Urgency signals (address soon)

  • Regressions or broken core functionality — users hitting errors in normal workflows
  • PRs awaiting review — especially community contributions that will go stale if ignored; check how long they've been waiting
  • Issues with recent comments — users actively waiting for a response or fix (from the live comments query)
  • Items blocking a release — if enough fixes are queued on develop, consider whether a release is warranted (respect CRAN cadence: check days since last release tag)

User QoL signals (high impact for users)

  • High reaction count (thumbs-up, +1) — community has voted
  • Multiple issues in the same cluster — fixing one root cause resolves several complaints (use the clusters in triage.md)

■ **Data for review**:

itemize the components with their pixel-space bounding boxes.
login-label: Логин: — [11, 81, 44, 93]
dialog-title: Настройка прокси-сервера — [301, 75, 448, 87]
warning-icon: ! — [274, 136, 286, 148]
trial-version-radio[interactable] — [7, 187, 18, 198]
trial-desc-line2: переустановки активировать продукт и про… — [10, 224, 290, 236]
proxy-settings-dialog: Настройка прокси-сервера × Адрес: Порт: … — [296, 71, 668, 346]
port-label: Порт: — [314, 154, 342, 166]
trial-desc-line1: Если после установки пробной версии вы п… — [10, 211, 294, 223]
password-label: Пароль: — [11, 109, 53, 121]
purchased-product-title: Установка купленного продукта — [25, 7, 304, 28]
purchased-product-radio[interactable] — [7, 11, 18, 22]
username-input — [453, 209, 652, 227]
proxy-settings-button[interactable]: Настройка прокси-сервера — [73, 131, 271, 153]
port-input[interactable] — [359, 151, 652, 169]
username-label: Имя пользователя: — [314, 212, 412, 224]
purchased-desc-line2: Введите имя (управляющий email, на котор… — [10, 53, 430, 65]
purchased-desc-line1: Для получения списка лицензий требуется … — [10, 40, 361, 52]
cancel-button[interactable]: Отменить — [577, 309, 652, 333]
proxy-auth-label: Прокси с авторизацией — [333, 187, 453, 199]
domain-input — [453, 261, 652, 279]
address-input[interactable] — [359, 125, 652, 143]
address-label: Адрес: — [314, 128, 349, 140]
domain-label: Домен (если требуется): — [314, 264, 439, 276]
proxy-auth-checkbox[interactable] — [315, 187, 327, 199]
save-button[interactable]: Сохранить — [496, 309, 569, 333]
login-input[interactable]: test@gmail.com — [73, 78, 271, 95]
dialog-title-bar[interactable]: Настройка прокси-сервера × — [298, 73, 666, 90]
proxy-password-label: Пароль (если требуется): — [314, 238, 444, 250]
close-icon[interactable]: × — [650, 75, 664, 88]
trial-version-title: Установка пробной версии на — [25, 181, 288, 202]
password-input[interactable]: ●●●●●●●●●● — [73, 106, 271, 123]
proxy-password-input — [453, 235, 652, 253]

■ **Exercise details**:
Answer these from the excerpt on urgency and user QoL signals:
(a) For PRs awaiting review, what does the excerpt say to check?
(b) What should be checked to respect CRAN cadence?
(c) In which file are the clusters to be used for grouping issues?

■ **Solution for this problem**:
(a) How long they've been waiting.
(b) The days since the last release tag.
(c) triage.md